▶ _Stated task_: Transcribe the material verbatim in full; the pictures do not belong in the copy.

▶ _Listed entries_:
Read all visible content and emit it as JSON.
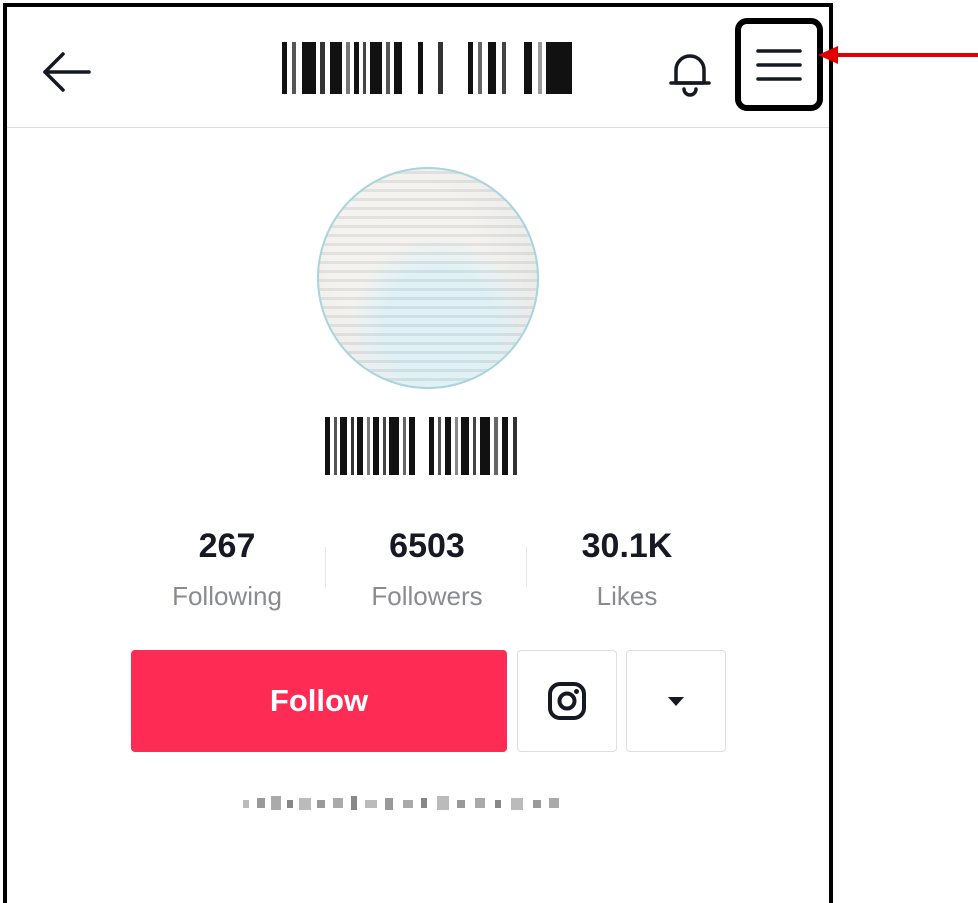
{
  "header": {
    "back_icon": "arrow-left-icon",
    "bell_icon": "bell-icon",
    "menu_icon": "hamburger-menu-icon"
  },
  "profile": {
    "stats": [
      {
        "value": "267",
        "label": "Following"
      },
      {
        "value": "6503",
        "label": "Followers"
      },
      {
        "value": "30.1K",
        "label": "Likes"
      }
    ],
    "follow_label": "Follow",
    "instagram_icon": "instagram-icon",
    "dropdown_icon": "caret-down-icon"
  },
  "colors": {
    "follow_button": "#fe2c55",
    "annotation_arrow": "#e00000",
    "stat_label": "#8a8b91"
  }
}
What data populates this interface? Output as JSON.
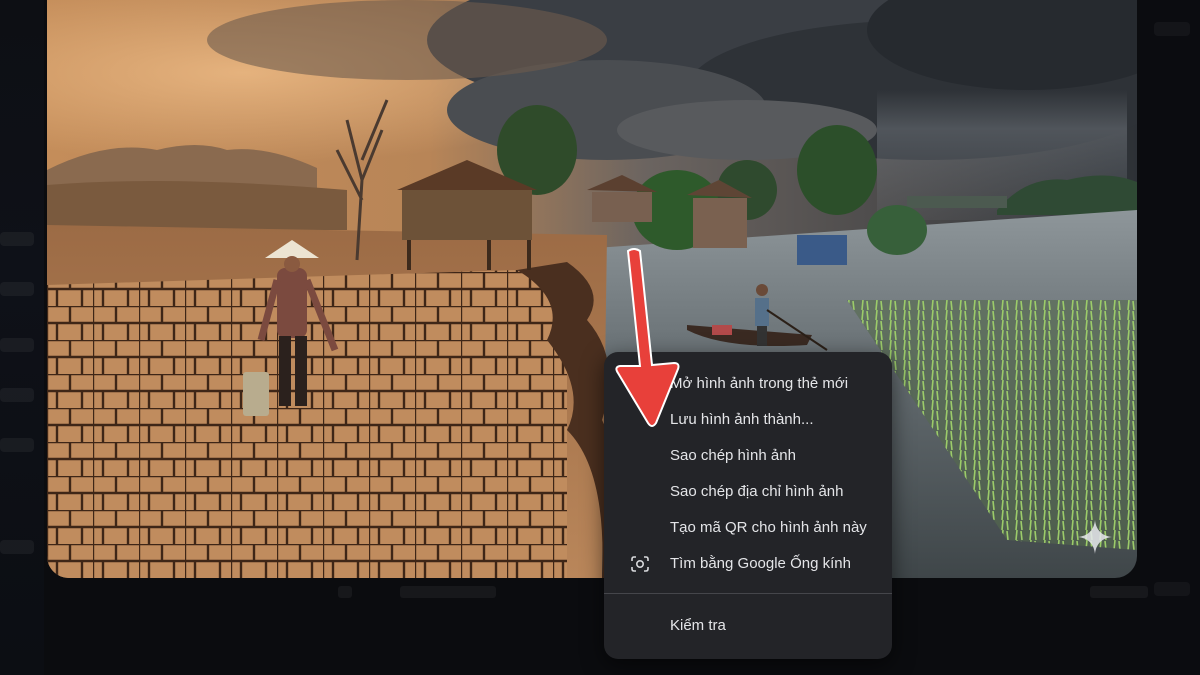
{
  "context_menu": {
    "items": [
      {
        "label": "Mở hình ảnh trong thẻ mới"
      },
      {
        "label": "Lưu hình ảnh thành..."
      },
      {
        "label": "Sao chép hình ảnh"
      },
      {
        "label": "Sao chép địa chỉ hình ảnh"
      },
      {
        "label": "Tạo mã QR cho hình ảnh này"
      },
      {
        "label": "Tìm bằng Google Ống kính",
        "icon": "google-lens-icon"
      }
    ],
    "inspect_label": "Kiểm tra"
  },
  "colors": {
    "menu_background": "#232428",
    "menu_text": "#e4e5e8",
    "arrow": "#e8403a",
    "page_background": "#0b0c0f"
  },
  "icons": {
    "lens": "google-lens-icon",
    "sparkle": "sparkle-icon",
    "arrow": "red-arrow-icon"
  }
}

▶ _Complete output_:
Read all visible content and emit it as JSON.
{
  "header": {
    "back_icon": "arrow-left-icon",
    "bell_icon": "bell-icon",
    "menu_icon": "hamburger-menu-icon"
  },
  "profile": {
    "stats": [
      {
        "value": "267",
        "label": "Following"
      },
      {
        "value": "6503",
        "label": "Followers"
      },
      {
        "value": "30.1K",
        "label": "Likes"
      }
    ],
    "follow_label": "Follow",
    "instagram_icon": "instagram-icon",
    "dropdown_icon": "caret-down-icon"
  },
  "colors": {
    "follow_button": "#fe2c55",
    "annotation_arrow": "#e00000",
    "stat_label": "#8a8b91"
  }
}
What data populates this interface? Output as JSON.
{
  "context_menu": {
    "items": [
      {
        "label": "Mở hình ảnh trong thẻ mới"
      },
      {
        "label": "Lưu hình ảnh thành..."
      },
      {
        "label": "Sao chép hình ảnh"
      },
      {
        "label": "Sao chép địa chỉ hình ảnh"
      },
      {
        "label": "Tạo mã QR cho hình ảnh này"
      },
      {
        "label": "Tìm bằng Google Ống kính",
        "icon": "google-lens-icon"
      }
    ],
    "inspect_label": "Kiểm tra"
  },
  "colors": {
    "menu_background": "#232428",
    "menu_text": "#e4e5e8",
    "arrow": "#e8403a",
    "page_background": "#0b0c0f"
  },
  "icons": {
    "lens": "google-lens-icon",
    "sparkle": "sparkle-icon",
    "arrow": "red-arrow-icon"
  }
}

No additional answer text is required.